**SOURCE RECORDS**
(begin)

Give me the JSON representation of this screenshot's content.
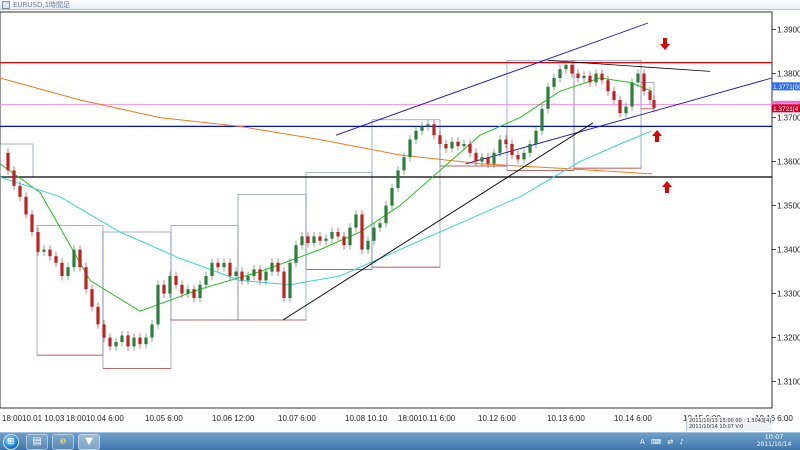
{
  "window": {
    "title": "EURUSD,1時間足"
  },
  "chart_data": {
    "type": "candlestick",
    "symbol": "EURUSD",
    "timeframe": "1 hour",
    "ylim": [
      1.304,
      1.394
    ],
    "price_ticks": [
      "1.3900[00",
      "1.3800[00",
      "1.3700[00",
      "1.3600[00",
      "1.3500[00",
      "1.3400[00",
      "1.3300[00",
      "1.3200[00",
      "1.3100[00"
    ],
    "time_ticks": [
      "18:0010.01 10.03",
      "18:0010.04 6:00",
      "10.05 6:00",
      "10.06 12:00",
      "10.07 6:00",
      "10.08 10.10",
      "18:0010.11 6:00",
      "10.12 6:00",
      "10.13 6:00",
      "10.14 6:00",
      "10.15 6:00",
      "10.16 6:00"
    ],
    "price_labels": [
      {
        "text": "1.3771[00",
        "price": 1.3771,
        "bg": "#2b6cff",
        "color": "#ffffff"
      },
      {
        "text": "1.3728[4",
        "price": 1.3729,
        "bg": "#ff66cc",
        "color": "#ffffff"
      },
      {
        "text": "1.3721[4",
        "price": 1.3721,
        "bg": "#d0002a",
        "color": "#ffffff"
      }
    ],
    "horizontal_lines": [
      {
        "price": 1.3825,
        "color": "#e00000"
      },
      {
        "price": 1.373,
        "color": "#ff77dd"
      },
      {
        "price": 1.368,
        "color": "#0010c0"
      },
      {
        "price": 1.3565,
        "color": "#000000"
      }
    ],
    "status": {
      "line1": "2011/10/13 15:00 00 : 1.3043[4]",
      "line2": "2011/10/14 10:07 V:0"
    },
    "moving_averages": [
      {
        "color": "#f07b1a"
      },
      {
        "color": "#21c421"
      },
      {
        "color": "#33d6e0"
      }
    ]
  },
  "taskbar": {
    "start_glyph": "⊞",
    "apps": [
      {
        "name": "explorer",
        "glyph": "▤"
      },
      {
        "name": "internet-explorer",
        "glyph": "e"
      },
      {
        "name": "metatrader",
        "glyph": "▼"
      }
    ],
    "tray_items": [
      "A",
      "⌨",
      "⇄",
      "♪"
    ],
    "time": "10:07",
    "date": "2011/10/14"
  }
}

(end)

**DESCRIPTION OF THE TASK**
Each line holding "explorer" must be found and copied.

**ANSWER TO THE PROBLEM**
        "name": "explorer",
        "name": "internet-explorer",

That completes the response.